> **Written task**:
Find each line with the string "codziennego" and copy it.

> **Stored items**:
#####

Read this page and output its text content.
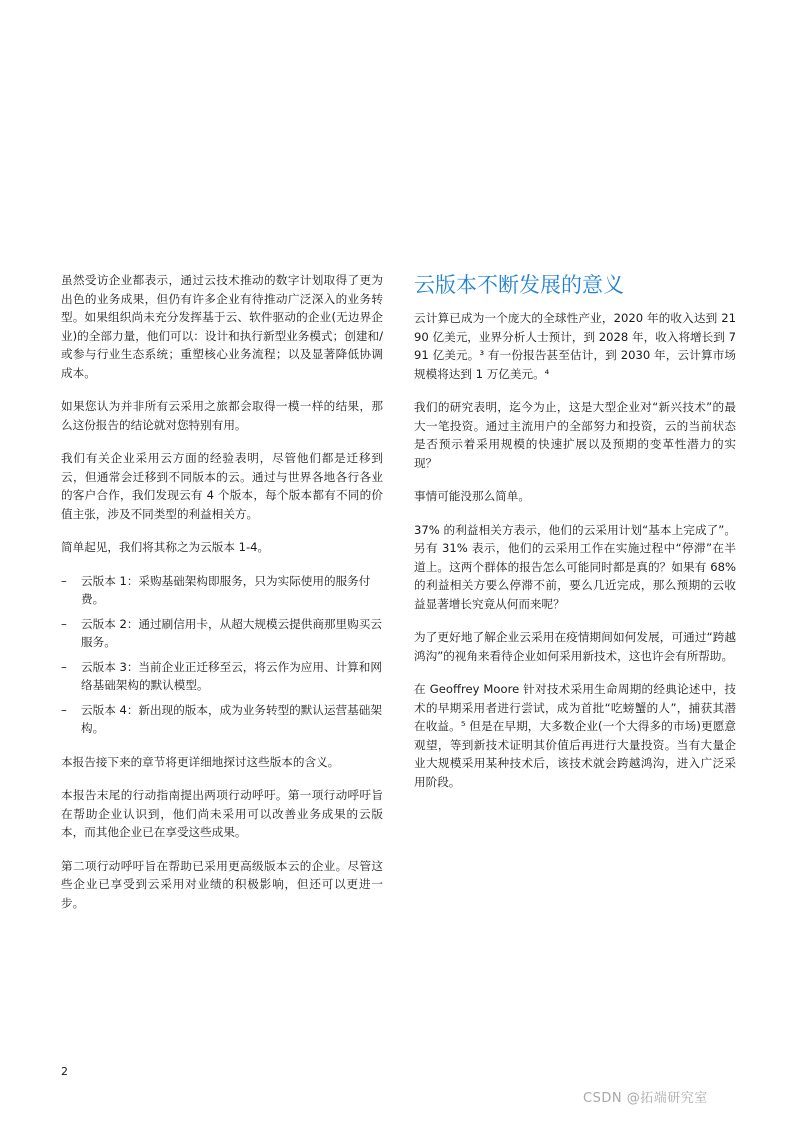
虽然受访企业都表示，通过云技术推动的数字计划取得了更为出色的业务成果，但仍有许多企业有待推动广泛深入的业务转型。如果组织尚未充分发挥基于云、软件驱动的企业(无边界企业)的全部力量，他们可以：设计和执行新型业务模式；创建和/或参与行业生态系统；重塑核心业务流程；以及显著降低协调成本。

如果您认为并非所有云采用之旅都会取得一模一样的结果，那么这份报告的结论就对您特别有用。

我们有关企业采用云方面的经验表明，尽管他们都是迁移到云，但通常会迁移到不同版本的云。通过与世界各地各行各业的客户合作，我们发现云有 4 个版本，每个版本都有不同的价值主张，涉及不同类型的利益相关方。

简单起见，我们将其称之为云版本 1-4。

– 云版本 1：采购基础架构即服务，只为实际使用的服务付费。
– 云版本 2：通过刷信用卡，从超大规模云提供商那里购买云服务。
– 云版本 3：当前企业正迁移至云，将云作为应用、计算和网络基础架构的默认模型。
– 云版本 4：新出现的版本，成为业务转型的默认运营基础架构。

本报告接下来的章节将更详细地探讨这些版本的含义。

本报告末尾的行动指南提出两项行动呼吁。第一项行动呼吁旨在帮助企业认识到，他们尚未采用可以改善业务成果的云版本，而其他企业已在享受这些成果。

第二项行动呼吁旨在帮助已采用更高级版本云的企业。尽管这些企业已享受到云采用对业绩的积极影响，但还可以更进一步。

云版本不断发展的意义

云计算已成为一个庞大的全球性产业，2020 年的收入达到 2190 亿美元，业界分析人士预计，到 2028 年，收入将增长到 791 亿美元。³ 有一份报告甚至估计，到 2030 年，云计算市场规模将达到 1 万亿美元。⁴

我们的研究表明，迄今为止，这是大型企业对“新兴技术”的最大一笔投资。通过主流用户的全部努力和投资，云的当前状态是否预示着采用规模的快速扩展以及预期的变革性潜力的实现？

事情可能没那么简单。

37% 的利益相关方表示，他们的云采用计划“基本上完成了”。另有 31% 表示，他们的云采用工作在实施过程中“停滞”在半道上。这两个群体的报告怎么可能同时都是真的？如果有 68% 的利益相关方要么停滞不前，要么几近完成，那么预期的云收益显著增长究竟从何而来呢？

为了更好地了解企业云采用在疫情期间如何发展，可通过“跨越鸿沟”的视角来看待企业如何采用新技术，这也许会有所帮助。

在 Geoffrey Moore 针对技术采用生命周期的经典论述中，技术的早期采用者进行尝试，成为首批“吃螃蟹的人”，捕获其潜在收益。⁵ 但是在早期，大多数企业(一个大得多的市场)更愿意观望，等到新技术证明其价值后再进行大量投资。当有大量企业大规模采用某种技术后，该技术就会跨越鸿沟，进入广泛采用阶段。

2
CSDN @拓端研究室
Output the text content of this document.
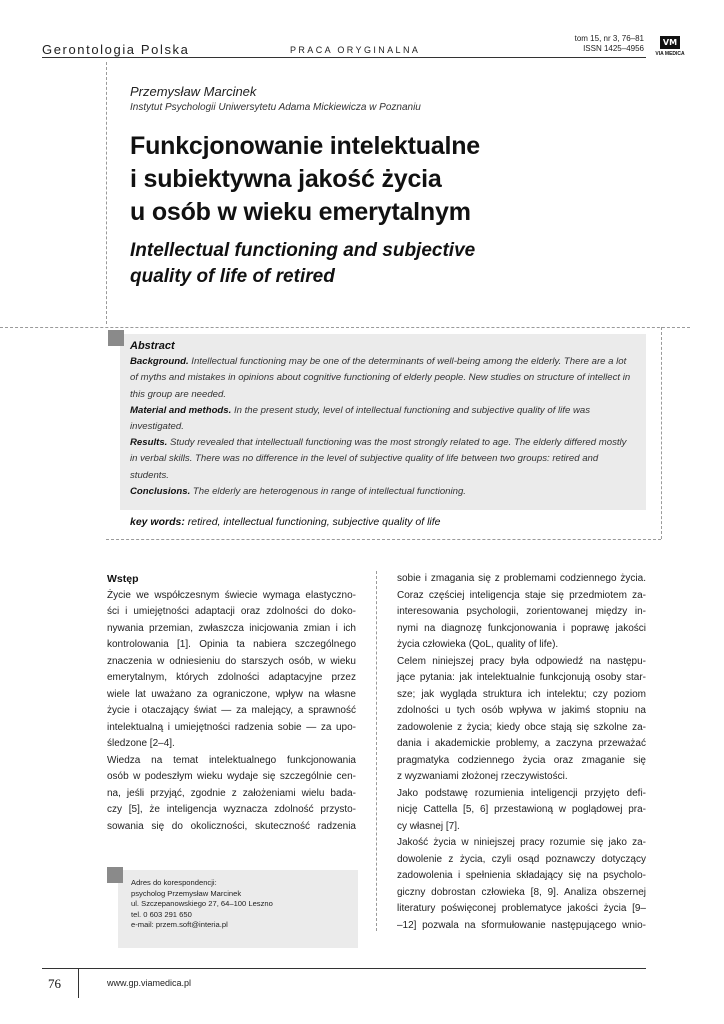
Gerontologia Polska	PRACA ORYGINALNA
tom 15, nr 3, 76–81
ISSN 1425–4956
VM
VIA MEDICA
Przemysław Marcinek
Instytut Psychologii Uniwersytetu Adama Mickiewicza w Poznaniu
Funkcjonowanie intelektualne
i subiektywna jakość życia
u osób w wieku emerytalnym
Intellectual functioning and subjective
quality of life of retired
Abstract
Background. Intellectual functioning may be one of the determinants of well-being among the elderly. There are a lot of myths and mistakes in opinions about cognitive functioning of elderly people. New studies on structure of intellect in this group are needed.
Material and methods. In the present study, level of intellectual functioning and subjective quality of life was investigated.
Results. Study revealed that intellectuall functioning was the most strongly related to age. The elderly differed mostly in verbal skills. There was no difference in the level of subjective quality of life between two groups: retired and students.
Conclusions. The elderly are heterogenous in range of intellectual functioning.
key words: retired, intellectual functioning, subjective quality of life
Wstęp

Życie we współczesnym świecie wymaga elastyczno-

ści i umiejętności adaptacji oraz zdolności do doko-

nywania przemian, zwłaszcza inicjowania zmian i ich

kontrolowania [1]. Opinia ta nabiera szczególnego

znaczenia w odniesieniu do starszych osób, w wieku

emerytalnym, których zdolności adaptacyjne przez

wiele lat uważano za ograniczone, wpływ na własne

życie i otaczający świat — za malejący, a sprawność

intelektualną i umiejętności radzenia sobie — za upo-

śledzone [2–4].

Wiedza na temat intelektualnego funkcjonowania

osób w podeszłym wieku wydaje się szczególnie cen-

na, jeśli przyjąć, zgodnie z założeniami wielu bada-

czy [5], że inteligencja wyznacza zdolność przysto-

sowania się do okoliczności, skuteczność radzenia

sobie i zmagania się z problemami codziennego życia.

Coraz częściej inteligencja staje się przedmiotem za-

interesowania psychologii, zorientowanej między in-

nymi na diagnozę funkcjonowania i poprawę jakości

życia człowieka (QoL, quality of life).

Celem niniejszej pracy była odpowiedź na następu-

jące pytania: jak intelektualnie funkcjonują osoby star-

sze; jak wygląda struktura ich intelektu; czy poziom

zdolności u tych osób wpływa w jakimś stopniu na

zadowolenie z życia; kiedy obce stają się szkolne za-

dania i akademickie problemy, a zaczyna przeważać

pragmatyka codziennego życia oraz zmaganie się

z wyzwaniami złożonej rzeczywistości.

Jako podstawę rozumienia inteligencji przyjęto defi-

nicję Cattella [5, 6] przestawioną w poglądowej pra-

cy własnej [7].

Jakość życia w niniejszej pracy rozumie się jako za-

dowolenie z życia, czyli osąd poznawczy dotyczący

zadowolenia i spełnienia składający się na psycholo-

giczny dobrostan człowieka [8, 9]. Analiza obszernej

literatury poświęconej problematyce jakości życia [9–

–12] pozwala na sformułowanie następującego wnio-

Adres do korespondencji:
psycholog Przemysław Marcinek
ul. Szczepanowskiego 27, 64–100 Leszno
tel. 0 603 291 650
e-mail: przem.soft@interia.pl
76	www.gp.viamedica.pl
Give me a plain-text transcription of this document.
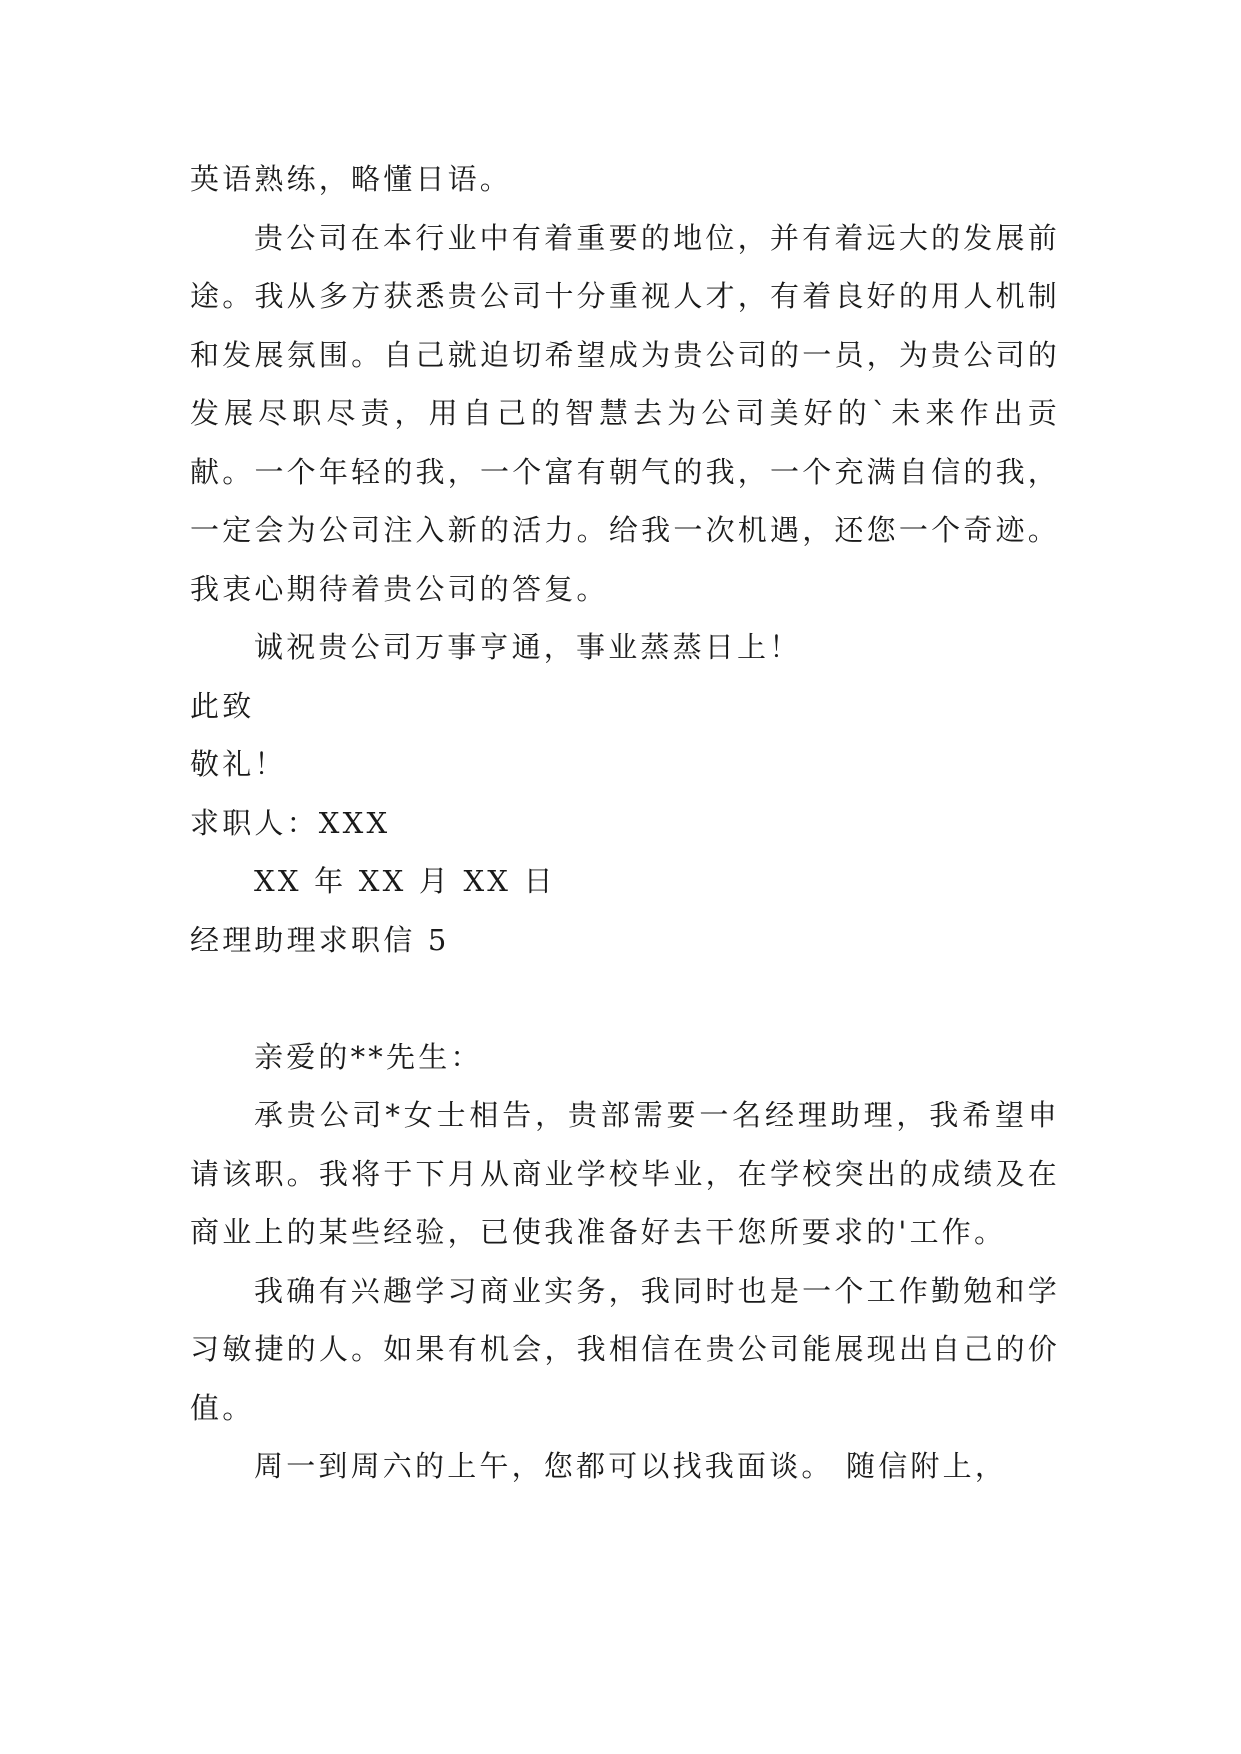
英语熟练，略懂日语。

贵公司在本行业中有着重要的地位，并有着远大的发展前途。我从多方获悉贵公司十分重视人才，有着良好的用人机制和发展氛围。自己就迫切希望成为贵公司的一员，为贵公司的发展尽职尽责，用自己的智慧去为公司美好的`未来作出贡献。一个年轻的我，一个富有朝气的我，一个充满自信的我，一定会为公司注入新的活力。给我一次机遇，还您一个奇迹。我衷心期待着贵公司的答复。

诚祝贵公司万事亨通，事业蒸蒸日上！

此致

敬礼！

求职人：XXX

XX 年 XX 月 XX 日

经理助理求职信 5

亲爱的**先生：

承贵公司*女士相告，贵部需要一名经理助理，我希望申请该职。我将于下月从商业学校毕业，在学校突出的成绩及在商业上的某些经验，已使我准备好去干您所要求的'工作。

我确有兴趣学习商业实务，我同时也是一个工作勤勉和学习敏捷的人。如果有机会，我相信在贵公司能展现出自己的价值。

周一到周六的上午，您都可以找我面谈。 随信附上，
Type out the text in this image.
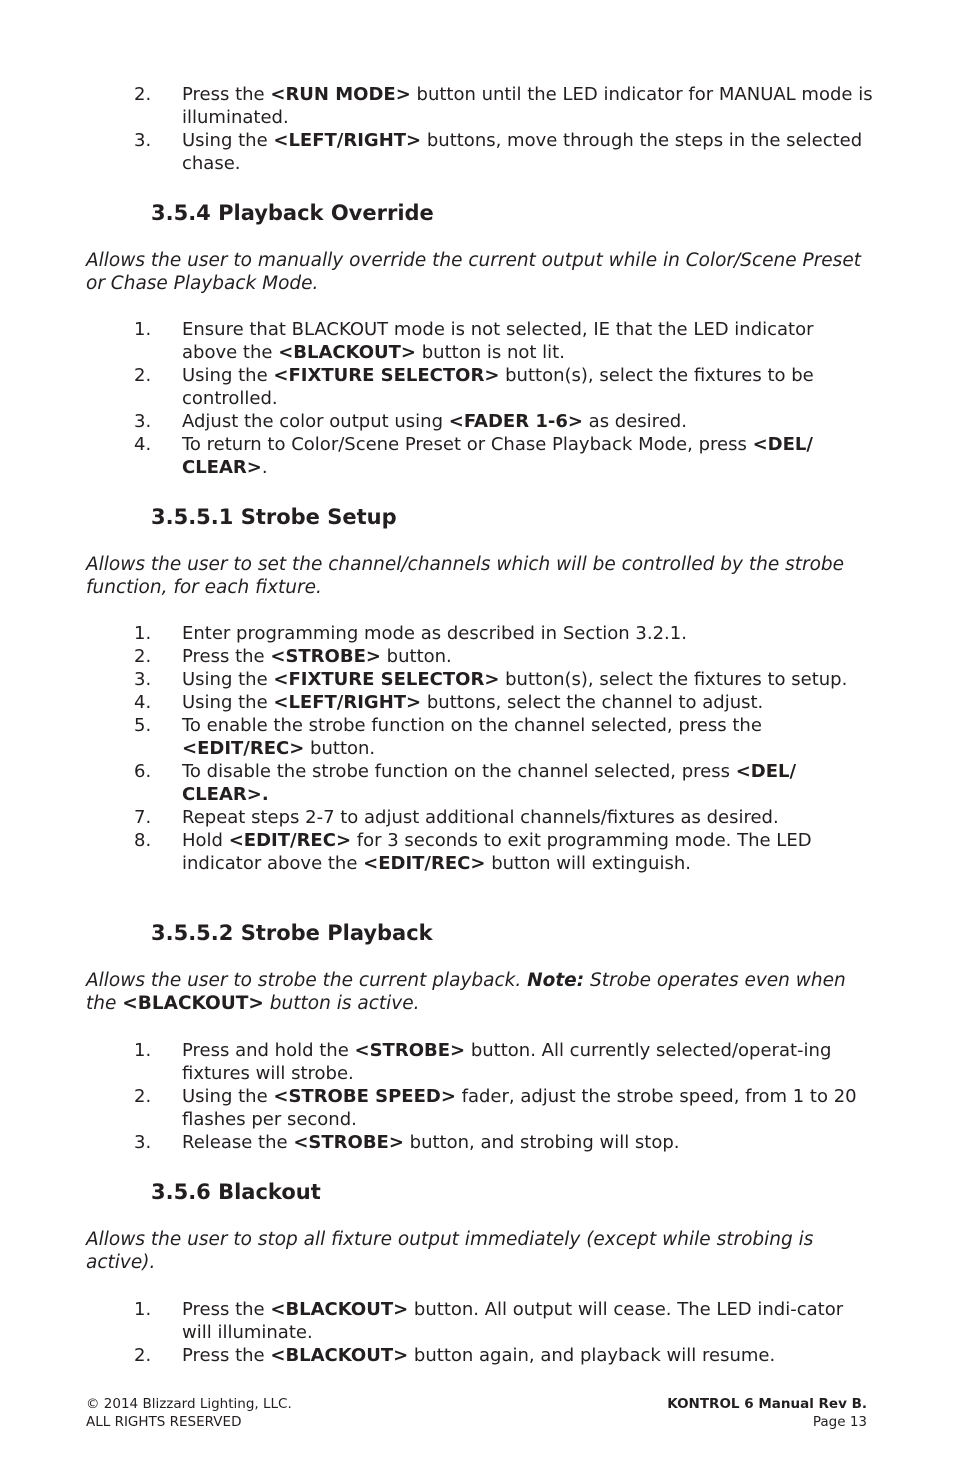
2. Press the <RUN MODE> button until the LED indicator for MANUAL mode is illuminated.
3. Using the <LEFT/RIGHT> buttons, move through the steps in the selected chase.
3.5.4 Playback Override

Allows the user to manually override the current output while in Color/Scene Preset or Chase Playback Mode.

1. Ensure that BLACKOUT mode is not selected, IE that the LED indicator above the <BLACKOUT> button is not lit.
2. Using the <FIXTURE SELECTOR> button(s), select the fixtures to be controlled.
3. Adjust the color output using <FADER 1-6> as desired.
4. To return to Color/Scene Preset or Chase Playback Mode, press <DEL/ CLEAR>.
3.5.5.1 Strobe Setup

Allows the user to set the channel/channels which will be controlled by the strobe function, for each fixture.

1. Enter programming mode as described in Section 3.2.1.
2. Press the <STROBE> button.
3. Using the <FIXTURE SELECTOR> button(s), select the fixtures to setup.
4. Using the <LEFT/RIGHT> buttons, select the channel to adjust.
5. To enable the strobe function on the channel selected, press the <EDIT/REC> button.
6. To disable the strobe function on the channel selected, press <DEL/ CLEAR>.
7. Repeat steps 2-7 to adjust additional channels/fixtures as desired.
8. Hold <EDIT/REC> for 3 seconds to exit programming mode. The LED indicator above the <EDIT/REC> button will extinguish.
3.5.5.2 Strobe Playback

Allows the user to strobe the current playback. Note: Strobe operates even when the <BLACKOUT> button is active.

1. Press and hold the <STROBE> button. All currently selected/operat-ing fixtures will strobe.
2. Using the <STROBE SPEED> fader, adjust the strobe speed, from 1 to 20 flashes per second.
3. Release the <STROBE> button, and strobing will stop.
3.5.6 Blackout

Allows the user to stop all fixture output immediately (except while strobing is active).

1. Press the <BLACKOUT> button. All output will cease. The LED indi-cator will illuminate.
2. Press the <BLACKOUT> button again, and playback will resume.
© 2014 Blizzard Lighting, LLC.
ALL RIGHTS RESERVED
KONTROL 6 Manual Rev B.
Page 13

#####

> **Reply to the task**:
sobie i zmagania się z problemami codziennego życia.
pragmatyka codziennego życia oraz zmaganie się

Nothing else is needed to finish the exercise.